Extracted material:
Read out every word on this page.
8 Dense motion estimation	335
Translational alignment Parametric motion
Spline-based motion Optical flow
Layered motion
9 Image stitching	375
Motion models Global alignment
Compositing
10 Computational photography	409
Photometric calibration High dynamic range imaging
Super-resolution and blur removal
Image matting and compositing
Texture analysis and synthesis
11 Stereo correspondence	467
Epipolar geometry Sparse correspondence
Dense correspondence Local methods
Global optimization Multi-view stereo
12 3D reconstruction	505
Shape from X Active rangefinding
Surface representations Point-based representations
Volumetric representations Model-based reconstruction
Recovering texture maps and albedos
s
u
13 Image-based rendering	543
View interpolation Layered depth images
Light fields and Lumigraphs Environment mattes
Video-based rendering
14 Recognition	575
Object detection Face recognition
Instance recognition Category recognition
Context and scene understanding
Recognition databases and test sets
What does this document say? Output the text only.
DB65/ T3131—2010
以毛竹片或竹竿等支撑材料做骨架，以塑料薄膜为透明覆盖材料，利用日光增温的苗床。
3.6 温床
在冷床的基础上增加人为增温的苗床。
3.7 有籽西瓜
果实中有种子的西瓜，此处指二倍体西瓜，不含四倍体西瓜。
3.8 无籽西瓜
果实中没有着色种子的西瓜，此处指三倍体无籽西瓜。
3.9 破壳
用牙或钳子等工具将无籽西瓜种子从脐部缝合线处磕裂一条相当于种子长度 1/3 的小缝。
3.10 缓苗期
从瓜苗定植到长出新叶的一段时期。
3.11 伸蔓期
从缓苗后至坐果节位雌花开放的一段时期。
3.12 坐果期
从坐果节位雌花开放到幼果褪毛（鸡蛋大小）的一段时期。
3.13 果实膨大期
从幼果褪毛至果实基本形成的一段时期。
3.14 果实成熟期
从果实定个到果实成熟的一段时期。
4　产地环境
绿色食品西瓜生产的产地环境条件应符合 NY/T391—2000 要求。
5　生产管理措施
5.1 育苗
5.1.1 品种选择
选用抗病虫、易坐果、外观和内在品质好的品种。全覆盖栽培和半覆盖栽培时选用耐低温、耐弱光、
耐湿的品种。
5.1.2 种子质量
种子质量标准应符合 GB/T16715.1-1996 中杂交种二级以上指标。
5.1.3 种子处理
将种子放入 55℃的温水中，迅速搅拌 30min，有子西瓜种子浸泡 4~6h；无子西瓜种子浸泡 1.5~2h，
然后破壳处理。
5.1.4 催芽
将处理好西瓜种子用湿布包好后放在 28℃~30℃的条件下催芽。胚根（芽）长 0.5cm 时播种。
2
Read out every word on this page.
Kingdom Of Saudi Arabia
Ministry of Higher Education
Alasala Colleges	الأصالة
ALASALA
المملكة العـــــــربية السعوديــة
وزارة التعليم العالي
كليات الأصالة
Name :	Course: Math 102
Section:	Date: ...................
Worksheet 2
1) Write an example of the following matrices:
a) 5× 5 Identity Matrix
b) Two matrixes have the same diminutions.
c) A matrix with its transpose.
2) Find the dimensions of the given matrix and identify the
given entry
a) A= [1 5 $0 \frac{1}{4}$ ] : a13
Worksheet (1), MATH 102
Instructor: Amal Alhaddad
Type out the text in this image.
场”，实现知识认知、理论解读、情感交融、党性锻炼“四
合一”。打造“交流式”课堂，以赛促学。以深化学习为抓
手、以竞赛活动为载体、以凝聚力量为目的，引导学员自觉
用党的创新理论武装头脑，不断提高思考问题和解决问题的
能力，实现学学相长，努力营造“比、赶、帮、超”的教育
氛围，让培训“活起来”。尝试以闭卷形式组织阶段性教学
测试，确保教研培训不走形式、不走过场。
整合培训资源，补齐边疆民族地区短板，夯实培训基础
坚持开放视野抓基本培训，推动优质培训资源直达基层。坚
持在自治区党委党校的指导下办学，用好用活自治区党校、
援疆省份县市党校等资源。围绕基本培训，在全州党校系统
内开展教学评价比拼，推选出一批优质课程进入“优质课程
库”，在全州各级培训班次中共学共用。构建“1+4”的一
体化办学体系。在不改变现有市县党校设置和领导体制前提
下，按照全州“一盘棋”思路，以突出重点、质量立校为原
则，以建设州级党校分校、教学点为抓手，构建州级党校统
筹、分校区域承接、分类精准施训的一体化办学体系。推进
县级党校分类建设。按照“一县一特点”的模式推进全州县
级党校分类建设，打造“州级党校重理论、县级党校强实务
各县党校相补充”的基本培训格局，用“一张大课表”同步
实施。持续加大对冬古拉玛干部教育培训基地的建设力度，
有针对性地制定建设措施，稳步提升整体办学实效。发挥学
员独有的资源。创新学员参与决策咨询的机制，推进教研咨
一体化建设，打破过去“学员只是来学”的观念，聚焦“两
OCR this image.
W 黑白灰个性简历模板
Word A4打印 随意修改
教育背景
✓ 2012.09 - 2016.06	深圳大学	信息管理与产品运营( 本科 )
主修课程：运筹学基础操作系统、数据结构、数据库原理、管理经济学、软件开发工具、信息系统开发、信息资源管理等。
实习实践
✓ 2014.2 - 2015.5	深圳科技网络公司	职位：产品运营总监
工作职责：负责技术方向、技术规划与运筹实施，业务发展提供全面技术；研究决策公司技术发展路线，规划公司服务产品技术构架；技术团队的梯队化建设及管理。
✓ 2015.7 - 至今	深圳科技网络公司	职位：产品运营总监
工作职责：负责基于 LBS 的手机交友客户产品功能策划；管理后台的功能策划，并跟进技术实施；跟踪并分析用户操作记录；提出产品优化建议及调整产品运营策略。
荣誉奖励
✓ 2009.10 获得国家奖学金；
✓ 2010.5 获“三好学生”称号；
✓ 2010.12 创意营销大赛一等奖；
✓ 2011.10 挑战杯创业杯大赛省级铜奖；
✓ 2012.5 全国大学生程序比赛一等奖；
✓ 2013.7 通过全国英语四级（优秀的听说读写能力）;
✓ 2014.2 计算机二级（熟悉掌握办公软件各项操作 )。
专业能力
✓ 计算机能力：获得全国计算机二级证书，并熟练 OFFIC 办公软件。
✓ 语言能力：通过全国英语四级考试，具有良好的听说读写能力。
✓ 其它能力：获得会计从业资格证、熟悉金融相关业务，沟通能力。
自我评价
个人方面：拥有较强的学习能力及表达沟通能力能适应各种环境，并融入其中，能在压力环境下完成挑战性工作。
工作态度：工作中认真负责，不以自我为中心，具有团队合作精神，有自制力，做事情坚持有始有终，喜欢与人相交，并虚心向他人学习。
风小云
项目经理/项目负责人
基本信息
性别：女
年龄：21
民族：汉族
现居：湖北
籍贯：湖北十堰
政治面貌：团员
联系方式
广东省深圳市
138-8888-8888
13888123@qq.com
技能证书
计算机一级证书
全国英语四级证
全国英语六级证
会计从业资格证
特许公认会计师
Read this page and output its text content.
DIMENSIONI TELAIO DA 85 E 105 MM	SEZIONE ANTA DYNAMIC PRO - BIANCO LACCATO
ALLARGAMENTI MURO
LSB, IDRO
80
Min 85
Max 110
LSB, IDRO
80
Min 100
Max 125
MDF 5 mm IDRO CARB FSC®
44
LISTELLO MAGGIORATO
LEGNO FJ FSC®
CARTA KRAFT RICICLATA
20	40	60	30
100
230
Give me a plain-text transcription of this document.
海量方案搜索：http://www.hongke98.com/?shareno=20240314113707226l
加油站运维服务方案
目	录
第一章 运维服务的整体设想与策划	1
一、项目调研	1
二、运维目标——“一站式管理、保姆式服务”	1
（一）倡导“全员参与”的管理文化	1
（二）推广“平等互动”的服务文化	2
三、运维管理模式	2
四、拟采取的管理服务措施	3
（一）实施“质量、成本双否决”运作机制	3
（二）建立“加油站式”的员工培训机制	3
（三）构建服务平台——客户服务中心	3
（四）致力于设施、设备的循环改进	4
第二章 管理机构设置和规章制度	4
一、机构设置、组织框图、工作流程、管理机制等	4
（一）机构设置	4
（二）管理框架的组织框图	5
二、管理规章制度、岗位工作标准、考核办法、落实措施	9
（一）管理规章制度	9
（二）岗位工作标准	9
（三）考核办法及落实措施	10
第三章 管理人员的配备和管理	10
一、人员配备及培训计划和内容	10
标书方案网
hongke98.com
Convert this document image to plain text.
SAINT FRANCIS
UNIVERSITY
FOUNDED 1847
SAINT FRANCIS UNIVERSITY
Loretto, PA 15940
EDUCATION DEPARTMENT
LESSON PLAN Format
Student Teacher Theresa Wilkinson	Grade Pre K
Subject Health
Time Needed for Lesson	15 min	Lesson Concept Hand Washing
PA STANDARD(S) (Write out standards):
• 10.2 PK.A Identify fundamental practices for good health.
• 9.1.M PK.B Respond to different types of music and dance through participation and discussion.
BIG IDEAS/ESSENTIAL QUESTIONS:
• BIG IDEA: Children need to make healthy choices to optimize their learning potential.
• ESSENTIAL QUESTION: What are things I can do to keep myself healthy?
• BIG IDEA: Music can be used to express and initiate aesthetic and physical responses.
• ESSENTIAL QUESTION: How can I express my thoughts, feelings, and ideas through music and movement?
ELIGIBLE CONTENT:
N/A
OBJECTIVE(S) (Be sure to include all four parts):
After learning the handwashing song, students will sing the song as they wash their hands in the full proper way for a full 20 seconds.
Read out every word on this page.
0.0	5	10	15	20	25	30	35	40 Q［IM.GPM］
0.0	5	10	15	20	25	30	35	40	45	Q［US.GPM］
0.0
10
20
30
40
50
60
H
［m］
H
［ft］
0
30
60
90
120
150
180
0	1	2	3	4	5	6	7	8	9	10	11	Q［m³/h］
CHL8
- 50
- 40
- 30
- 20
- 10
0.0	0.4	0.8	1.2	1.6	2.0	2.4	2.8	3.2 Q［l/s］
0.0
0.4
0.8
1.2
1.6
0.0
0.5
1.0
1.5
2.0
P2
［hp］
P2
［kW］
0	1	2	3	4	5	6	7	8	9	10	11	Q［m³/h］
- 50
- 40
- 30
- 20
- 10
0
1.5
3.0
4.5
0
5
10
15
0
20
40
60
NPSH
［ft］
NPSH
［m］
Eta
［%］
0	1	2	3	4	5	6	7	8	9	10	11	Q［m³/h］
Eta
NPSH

To be done:
Lines holding the word "through" in the entries above are the ones to pull out. Copy them all.

Task output:
• 9.1.M PK.B Respond to different types of music and dance through participation and discussion.
• ESSENTIAL QUESTION: How can I express my thoughts, feelings, and ideas through music and movement?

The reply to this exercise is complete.